Extracted data:
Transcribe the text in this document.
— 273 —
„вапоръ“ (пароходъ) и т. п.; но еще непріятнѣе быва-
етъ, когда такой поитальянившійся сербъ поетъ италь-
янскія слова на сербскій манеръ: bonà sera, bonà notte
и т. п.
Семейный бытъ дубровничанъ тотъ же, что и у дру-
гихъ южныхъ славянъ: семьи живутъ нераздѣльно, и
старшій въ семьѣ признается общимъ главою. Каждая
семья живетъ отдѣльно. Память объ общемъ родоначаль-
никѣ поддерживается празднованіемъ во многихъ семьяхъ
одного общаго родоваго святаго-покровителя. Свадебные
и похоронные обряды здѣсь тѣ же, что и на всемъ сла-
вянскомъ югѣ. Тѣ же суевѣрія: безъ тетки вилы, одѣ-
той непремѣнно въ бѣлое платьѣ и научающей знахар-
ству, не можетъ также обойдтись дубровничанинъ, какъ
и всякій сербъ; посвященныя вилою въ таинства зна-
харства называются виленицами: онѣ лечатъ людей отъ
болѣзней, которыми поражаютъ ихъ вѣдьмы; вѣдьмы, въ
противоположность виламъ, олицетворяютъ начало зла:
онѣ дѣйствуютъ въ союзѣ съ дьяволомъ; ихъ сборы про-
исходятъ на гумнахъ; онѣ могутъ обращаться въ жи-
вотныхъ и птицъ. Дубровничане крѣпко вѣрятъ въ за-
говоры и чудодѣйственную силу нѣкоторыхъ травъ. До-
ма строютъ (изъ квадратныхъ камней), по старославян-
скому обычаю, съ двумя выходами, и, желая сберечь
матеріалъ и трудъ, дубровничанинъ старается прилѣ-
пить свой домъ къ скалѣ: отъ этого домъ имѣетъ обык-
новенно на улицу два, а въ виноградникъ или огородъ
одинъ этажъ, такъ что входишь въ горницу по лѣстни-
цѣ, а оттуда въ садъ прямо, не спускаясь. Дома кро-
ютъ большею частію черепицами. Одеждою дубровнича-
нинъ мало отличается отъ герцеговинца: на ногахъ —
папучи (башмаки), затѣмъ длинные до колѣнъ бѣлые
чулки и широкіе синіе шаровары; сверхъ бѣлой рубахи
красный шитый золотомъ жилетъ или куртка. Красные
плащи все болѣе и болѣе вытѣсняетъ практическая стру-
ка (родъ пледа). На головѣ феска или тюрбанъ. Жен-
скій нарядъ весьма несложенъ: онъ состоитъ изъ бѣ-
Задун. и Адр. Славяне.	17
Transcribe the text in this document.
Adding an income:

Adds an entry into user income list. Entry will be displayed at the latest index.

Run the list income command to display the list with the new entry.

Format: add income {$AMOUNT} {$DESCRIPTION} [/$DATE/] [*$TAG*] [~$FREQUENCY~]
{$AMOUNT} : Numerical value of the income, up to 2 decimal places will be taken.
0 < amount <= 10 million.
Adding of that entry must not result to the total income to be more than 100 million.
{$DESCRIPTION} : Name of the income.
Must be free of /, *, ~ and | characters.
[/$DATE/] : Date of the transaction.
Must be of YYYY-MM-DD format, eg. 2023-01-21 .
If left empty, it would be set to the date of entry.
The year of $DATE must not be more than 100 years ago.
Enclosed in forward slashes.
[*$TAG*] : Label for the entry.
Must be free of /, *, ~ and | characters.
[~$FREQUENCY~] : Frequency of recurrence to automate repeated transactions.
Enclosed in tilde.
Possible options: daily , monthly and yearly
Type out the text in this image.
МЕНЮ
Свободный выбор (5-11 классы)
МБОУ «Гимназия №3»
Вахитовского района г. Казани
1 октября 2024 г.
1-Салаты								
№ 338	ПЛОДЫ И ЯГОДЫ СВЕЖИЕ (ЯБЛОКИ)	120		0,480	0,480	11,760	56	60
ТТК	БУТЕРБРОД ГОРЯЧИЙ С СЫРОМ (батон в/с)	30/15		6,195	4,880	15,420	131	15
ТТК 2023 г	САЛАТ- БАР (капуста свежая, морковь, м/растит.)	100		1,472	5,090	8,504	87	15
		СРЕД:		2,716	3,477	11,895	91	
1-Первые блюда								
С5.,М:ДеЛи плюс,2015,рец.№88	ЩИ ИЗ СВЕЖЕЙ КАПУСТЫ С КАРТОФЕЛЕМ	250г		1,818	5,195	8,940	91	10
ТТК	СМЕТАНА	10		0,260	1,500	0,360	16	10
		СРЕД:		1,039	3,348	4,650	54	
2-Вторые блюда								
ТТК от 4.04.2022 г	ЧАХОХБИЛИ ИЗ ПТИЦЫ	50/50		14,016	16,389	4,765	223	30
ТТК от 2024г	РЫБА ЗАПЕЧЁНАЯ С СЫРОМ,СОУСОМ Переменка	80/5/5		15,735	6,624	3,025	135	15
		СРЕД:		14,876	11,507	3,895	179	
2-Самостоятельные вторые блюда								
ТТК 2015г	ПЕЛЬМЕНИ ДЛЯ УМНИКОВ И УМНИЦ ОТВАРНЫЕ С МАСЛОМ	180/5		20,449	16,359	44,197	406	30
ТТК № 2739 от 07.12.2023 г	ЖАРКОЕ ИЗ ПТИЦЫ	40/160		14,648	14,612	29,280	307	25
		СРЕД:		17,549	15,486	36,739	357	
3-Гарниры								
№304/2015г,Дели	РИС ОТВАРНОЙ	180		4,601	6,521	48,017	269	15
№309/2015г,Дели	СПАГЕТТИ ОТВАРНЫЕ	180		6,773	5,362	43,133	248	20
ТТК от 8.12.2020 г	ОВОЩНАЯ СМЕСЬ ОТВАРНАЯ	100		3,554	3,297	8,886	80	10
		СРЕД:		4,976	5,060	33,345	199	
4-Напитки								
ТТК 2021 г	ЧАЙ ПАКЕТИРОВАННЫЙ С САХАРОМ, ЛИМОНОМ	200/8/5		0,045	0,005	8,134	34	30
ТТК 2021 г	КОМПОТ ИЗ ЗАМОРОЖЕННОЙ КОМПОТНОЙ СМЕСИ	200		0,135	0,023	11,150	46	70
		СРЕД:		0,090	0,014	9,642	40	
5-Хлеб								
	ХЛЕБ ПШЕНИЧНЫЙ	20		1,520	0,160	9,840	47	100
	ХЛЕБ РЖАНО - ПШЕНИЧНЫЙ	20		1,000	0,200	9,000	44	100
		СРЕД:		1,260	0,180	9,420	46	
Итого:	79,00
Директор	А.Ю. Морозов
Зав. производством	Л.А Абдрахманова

Exercise aim:
Write the data from above out again, exactly.

Written response:
Transcribe the text in this document.
— 273 —
„вапоръ“ (пароходъ) и т. п.; но еще непріятнѣе быва-
етъ, когда такой поитальянившійся сербъ поетъ италь-
янскія слова на сербскій манеръ: bonà sera, bonà notte
и т. п.
Семейный бытъ дубровничанъ тотъ же, что и у дру-
гихъ южныхъ славянъ: семьи живутъ нераздѣльно, и
старшій въ семьѣ признается общимъ главою. Каждая
семья живетъ отдѣльно. Память объ общемъ родоначаль-
никѣ поддерживается празднованіемъ во многихъ семьяхъ
одного общаго родоваго святаго-покровителя. Свадебные
и похоронные обряды здѣсь тѣ же, что и на всемъ сла-
вянскомъ югѣ. Тѣ же суевѣрія: безъ тетки вилы, одѣ-
той непремѣнно въ бѣлое платьѣ и научающей знахар-
ству, не можетъ также обойдтись дубровничанинъ, какъ
и всякій сербъ; посвященныя вилою въ таинства зна-
харства называются виленицами: онѣ лечатъ людей отъ
болѣзней, которыми поражаютъ ихъ вѣдьмы; вѣдьмы, въ
противоположность виламъ, олицетворяютъ начало зла:
онѣ дѣйствуютъ въ союзѣ съ дьяволомъ; ихъ сборы про-
исходятъ на гумнахъ; онѣ могутъ обращаться въ жи-
вотныхъ и птицъ. Дубровничане крѣпко вѣрятъ въ за-
говоры и чудодѣйственную силу нѣкоторыхъ травъ. До-
ма строютъ (изъ квадратныхъ камней), по старославян-
скому обычаю, съ двумя выходами, и, желая сберечь
матеріалъ и трудъ, дубровничанинъ старается прилѣ-
пить свой домъ къ скалѣ: отъ этого домъ имѣетъ обык-
новенно на улицу два, а въ виноградникъ или огородъ
одинъ этажъ, такъ что входишь въ горницу по лѣстни-
цѣ, а оттуда въ садъ прямо, не спускаясь. Дома кро-
ютъ большею частію черепицами. Одеждою дубровнича-
нинъ мало отличается отъ герцеговинца: на ногахъ —
папучи (башмаки), затѣмъ длинные до колѣнъ бѣлые
чулки и широкіе синіе шаровары; сверхъ бѣлой рубахи
красный шитый золотомъ жилетъ или куртка. Красные
плащи все болѣе и болѣе вытѣсняетъ практическая стру-
ка (родъ пледа). На головѣ феска или тюрбанъ. Жен-
скій нарядъ весьма несложенъ: онъ состоитъ изъ бѣ-
Задун. и Адр. Славяне.	17
Transcribe the text in this document.
Adding an income:

Adds an entry into user income list. Entry will be displayed at the latest index.

Run the list income command to display the list with the new entry.

Format: add income {$AMOUNT} {$DESCRIPTION} [/$DATE/] [*$TAG*] [~$FREQUENCY~]
{$AMOUNT} : Numerical value of the income, up to 2 decimal places will be taken.
0 < amount <= 10 million.
Adding of that entry must not result to the total income to be more than 100 million.
{$DESCRIPTION} : Name of the income.
Must be free of /, *, ~ and | characters.
[/$DATE/] : Date of the transaction.
Must be of YYYY-MM-DD format, eg. 2023-01-21 .
If left empty, it would be set to the date of entry.
The year of $DATE must not be more than 100 years ago.
Enclosed in forward slashes.
[*$TAG*] : Label for the entry.
Must be free of /, *, ~ and | characters.
[~$FREQUENCY~] : Frequency of recurrence to automate repeated transactions.
Enclosed in tilde.
Possible options: daily , monthly and yearly
Type out the text in this image.
МЕНЮ
Свободный выбор (5-11 классы)
МБОУ «Гимназия №3»
Вахитовского района г. Казани
1 октября 2024 г.
1-Салаты								
№ 338	ПЛОДЫ И ЯГОДЫ СВЕЖИЕ (ЯБЛОКИ)	120		0,480	0,480	11,760	56	60
ТТК	БУТЕРБРОД ГОРЯЧИЙ С СЫРОМ (батон в/с)	30/15		6,195	4,880	15,420	131	15
ТТК 2023 г	САЛАТ- БАР (капуста свежая, морковь, м/растит.)	100		1,472	5,090	8,504	87	15
		СРЕД:		2,716	3,477	11,895	91	
1-Первые блюда								
С5.,М:ДеЛи плюс,2015,рец.№88	ЩИ ИЗ СВЕЖЕЙ КАПУСТЫ С КАРТОФЕЛЕМ	250г		1,818	5,195	8,940	91	10
ТТК	СМЕТАНА	10		0,260	1,500	0,360	16	10
		СРЕД:		1,039	3,348	4,650	54	
2-Вторые блюда								
ТТК от 4.04.2022 г	ЧАХОХБИЛИ ИЗ ПТИЦЫ	50/50		14,016	16,389	4,765	223	30
ТТК от 2024г	РЫБА ЗАПЕЧЁНАЯ С СЫРОМ,СОУСОМ Переменка	80/5/5		15,735	6,624	3,025	135	15
		СРЕД:		14,876	11,507	3,895	179	
2-Самостоятельные вторые блюда								
ТТК 2015г	ПЕЛЬМЕНИ ДЛЯ УМНИКОВ И УМНИЦ ОТВАРНЫЕ С МАСЛОМ	180/5		20,449	16,359	44,197	406	30
ТТК № 2739 от 07.12.2023 г	ЖАРКОЕ ИЗ ПТИЦЫ	40/160		14,648	14,612	29,280	307	25
		СРЕД:		17,549	15,486	36,739	357	
3-Гарниры								
№304/2015г,Дели	РИС ОТВАРНОЙ	180		4,601	6,521	48,017	269	15
№309/2015г,Дели	СПАГЕТТИ ОТВАРНЫЕ	180		6,773	5,362	43,133	248	20
ТТК от 8.12.2020 г	ОВОЩНАЯ СМЕСЬ ОТВАРНАЯ	100		3,554	3,297	8,886	80	10
		СРЕД:		4,976	5,060	33,345	199	
4-Напитки								
ТТК 2021 г	ЧАЙ ПАКЕТИРОВАННЫЙ С САХАРОМ, ЛИМОНОМ	200/8/5		0,045	0,005	8,134	34	30
ТТК 2021 г	КОМПОТ ИЗ ЗАМОРОЖЕННОЙ КОМПОТНОЙ СМЕСИ	200		0,135	0,023	11,150	46	70
		СРЕД:		0,090	0,014	9,642	40	
5-Хлеб								
	ХЛЕБ ПШЕНИЧНЫЙ	20		1,520	0,160	9,840	47	100
	ХЛЕБ РЖАНО - ПШЕНИЧНЫЙ	20		1,000	0,200	9,000	44	100
		СРЕД:		1,260	0,180	9,420	46	
Итого:	79,00
Директор	А.Ю. Морозов
Зав. производством	Л.А Абдрахманова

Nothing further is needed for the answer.